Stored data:
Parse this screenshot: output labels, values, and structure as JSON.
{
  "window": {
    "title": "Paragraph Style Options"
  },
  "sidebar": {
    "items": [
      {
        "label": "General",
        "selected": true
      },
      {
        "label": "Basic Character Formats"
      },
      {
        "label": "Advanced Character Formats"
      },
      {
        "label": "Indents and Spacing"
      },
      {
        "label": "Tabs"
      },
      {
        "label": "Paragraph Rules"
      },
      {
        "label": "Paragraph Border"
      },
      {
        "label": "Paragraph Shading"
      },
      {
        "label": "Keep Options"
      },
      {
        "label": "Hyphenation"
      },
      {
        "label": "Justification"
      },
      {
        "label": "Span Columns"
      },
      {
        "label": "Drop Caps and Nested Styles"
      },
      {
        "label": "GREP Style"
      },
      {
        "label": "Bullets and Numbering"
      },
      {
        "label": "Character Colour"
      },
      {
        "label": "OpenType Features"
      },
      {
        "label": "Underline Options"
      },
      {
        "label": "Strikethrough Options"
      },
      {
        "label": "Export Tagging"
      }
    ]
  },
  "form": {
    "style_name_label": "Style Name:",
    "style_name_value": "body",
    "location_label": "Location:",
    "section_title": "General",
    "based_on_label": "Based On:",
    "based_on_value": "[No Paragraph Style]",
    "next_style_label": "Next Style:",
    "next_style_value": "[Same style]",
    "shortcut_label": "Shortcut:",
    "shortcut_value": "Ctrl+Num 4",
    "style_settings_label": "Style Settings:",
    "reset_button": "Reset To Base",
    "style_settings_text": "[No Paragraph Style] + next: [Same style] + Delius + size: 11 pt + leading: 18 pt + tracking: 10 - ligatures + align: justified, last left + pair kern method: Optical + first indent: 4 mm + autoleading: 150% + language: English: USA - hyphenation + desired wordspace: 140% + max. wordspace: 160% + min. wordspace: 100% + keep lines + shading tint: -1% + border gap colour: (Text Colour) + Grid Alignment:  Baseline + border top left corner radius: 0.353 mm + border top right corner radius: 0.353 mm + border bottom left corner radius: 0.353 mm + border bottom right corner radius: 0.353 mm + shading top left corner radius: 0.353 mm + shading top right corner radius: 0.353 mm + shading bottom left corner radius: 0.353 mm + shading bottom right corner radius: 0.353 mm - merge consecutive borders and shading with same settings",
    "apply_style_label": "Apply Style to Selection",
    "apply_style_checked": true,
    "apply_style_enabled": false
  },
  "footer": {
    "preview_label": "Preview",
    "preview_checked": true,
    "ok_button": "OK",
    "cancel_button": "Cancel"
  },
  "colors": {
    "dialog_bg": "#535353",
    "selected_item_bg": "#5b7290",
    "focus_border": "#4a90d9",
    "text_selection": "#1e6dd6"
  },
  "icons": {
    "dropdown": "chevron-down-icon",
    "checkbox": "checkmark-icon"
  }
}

* _TASK TO CARRY OUT_: Within the listing above, copy each line that has the string "Formats".

* _FINISHED TASK_:
        "label": "Basic Character Formats"
        "label": "Advanced Character Formats"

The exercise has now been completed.